YOUR GOAL: In the records below, find each line containing the word "tillike" and copy it.

_ _ _ _ _

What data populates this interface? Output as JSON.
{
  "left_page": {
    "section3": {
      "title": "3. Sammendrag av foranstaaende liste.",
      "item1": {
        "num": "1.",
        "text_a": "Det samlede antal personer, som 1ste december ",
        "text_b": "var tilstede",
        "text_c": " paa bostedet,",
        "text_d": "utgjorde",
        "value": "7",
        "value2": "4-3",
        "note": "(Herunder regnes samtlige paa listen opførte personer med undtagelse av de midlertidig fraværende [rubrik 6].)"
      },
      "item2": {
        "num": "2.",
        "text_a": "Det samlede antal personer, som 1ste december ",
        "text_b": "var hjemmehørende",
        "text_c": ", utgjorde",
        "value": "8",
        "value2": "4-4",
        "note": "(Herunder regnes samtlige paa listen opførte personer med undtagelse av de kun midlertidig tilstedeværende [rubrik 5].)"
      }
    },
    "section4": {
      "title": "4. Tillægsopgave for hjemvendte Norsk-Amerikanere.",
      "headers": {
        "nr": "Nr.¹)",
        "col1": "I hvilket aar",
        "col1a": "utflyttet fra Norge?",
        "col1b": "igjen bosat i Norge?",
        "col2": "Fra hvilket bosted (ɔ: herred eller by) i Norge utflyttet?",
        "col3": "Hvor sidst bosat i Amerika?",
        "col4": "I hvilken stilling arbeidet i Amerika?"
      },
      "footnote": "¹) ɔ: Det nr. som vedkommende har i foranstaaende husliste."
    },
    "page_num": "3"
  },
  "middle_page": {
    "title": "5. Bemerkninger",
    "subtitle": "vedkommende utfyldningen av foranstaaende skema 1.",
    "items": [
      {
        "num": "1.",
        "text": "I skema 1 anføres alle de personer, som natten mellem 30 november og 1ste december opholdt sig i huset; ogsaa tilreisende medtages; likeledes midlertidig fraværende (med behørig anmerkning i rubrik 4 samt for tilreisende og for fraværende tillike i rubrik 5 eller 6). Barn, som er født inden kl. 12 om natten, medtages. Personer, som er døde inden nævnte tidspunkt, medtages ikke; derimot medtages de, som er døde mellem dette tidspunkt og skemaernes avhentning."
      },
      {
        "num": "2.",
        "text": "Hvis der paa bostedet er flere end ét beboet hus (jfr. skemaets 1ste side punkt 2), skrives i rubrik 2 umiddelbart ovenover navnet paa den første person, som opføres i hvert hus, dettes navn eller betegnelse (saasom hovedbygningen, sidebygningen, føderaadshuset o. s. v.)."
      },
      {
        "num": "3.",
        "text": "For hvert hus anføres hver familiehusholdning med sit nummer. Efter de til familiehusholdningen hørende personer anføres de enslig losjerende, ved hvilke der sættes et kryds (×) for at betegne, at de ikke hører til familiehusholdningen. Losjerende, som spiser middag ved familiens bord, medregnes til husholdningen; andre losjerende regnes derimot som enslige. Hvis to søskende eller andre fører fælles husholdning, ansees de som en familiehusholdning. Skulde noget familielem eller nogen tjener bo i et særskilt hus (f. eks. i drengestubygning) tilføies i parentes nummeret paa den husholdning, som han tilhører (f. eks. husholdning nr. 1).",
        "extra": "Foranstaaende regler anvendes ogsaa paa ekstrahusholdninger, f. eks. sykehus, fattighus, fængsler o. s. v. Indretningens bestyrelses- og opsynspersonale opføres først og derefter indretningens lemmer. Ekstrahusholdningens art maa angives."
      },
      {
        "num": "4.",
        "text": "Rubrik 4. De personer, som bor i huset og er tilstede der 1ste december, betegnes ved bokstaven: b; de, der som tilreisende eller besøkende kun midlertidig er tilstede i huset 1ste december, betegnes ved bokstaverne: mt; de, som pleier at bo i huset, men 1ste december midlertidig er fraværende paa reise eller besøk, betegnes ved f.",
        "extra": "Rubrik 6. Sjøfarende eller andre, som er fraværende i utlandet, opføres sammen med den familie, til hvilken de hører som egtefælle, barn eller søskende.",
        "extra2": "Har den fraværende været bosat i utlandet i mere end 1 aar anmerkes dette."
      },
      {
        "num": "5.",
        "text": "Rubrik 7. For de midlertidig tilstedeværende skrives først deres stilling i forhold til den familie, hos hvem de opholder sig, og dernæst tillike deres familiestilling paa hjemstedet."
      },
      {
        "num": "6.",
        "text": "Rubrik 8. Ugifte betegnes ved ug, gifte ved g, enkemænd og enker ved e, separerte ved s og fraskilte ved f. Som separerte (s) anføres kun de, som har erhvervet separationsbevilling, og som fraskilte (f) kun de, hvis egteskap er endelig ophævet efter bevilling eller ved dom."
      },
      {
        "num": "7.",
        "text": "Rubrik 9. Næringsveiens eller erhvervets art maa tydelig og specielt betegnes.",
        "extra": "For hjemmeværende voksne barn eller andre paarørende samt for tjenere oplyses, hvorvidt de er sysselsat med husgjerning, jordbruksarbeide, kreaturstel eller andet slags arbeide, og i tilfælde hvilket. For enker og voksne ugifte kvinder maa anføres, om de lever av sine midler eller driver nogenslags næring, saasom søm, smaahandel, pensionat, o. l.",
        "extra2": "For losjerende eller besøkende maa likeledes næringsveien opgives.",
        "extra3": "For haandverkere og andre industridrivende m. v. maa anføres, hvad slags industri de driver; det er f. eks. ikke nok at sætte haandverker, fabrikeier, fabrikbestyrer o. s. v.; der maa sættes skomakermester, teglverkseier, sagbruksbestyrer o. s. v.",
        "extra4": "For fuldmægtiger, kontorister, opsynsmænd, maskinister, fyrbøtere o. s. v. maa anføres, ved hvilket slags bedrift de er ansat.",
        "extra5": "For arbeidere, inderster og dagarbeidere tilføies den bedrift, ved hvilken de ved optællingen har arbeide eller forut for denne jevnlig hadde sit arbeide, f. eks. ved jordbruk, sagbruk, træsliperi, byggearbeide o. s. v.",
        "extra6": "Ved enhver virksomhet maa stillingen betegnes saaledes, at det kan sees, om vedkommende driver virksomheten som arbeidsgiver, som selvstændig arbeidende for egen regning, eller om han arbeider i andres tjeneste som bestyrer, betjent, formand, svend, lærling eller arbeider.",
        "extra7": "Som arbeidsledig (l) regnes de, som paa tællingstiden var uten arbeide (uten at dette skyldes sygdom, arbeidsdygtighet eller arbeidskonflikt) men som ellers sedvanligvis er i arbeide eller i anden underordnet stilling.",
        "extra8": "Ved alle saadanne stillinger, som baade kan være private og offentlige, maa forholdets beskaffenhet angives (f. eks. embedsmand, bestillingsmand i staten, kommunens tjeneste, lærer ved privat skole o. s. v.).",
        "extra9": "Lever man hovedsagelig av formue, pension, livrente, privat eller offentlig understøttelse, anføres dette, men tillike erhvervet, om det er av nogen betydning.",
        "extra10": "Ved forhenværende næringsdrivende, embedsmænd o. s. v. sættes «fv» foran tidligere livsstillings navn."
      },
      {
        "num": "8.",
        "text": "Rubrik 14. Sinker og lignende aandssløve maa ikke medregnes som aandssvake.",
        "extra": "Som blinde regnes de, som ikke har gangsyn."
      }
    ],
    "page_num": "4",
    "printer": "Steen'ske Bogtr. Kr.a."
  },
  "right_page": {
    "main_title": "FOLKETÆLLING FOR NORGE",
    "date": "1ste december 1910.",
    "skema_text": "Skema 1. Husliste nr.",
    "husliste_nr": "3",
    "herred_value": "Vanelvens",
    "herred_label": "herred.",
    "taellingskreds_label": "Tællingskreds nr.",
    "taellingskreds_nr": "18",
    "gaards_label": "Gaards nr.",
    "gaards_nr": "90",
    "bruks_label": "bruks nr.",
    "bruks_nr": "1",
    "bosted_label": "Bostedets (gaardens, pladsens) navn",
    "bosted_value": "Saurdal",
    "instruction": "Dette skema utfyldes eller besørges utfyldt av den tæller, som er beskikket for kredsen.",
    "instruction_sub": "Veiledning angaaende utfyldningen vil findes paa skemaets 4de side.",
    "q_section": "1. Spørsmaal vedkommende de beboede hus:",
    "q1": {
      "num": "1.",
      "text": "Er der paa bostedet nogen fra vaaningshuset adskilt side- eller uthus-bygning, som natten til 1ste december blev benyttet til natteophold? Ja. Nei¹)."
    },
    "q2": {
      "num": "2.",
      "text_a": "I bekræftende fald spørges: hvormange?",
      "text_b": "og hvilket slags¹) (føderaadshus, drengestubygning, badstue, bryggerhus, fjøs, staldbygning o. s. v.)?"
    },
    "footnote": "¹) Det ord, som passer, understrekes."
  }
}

_ _ _ _ _

REPLY TO THE EXERCISE:
        "text": "I skema 1 anføres alle de personer, som natten mellem 30 november og 1ste december opholdt sig i huset; ogsaa tilreisende medtages; likeledes midlertidig fraværende (med behørig anmerkning i rubrik 4 samt for tilreisende og for fraværende tillike i rubrik 5 eller 6). Barn, som er født inden kl. 12 om natten, medtages. Personer, som er døde inden nævnte tidspunkt, medtages ikke; derimot medtages de, som er døde mellem dette tidspunkt og skemaernes avhentning."
        "text": "Rubrik 7. For de midlertidig tilstedeværende skrives først deres stilling i forhold til den familie, hos hvem de opholder sig, og dernæst tillike deres familiestilling paa hjemstedet."
        "extra9": "Lever man hovedsagelig av formue, pension, livrente, privat eller offentlig understøttelse, anføres dette, men tillike erhvervet, om det er av nogen betydning.",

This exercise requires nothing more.